Available data ::
==================================================
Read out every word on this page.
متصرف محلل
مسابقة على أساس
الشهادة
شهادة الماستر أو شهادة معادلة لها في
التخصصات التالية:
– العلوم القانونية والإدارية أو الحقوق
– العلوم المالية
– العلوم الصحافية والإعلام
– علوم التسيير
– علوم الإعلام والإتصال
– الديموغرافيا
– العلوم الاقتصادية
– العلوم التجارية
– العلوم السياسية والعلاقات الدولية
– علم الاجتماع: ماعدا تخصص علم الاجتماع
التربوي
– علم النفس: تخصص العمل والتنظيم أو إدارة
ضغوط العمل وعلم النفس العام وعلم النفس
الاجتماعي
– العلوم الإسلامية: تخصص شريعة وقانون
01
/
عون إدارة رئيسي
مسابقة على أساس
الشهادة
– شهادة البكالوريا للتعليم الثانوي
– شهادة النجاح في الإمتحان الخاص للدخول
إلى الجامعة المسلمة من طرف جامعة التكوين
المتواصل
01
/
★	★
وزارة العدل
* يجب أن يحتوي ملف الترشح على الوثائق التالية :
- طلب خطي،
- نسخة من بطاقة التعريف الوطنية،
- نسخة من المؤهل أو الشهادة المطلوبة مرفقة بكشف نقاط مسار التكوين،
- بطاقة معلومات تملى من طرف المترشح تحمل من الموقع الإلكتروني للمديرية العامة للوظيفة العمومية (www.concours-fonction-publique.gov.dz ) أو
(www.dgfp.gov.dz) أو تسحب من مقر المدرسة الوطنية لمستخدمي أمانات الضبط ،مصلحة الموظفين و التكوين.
==================================================
What you have to do :: Copy out the material above in its entirety. Every detail must match.

Written response ::
Read out every word on this page.
متصرف محلل
مسابقة على أساس
الشهادة
شهادة الماستر أو شهادة معادلة لها في
التخصصات التالية:
– العلوم القانونية والإدارية أو الحقوق
– العلوم المالية
– العلوم الصحافية والإعلام
– علوم التسيير
– علوم الإعلام والإتصال
– الديموغرافيا
– العلوم الاقتصادية
– العلوم التجارية
– العلوم السياسية والعلاقات الدولية
– علم الاجتماع: ماعدا تخصص علم الاجتماع
التربوي
– علم النفس: تخصص العمل والتنظيم أو إدارة
ضغوط العمل وعلم النفس العام وعلم النفس
الاجتماعي
– العلوم الإسلامية: تخصص شريعة وقانون
01
/
عون إدارة رئيسي
مسابقة على أساس
الشهادة
– شهادة البكالوريا للتعليم الثانوي
– شهادة النجاح في الإمتحان الخاص للدخول
إلى الجامعة المسلمة من طرف جامعة التكوين
المتواصل
01
/
★	★
وزارة العدل
* يجب أن يحتوي ملف الترشح على الوثائق التالية :
- طلب خطي،
- نسخة من بطاقة التعريف الوطنية،
- نسخة من المؤهل أو الشهادة المطلوبة مرفقة بكشف نقاط مسار التكوين،
- بطاقة معلومات تملى من طرف المترشح تحمل من الموقع الإلكتروني للمديرية العامة للوظيفة العمومية (www.concours-fonction-publique.gov.dz ) أو
(www.dgfp.gov.dz) أو تسحب من مقر المدرسة الوطنية لمستخدمي أمانات الضبط ،مصلحة الموظفين و التكوين.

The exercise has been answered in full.